Given instruction -
The entries below are to be repeated exactly as they stand.

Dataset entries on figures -

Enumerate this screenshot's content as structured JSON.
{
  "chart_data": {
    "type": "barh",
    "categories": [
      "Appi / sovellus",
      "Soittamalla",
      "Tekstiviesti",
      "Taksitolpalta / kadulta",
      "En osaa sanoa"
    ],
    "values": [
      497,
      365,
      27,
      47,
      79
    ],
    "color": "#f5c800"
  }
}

Output below -
Enumerate this screenshot's content as structured JSON.
{
  "chart_data": {
    "type": "barh",
    "categories": [
      "Appi / sovellus",
      "Soittamalla",
      "Tekstiviesti",
      "Taksitolpalta / kadulta",
      "En osaa sanoa"
    ],
    "values": [
      497,
      365,
      27,
      47,
      79
    ],
    "color": "#f5c800"
  }
}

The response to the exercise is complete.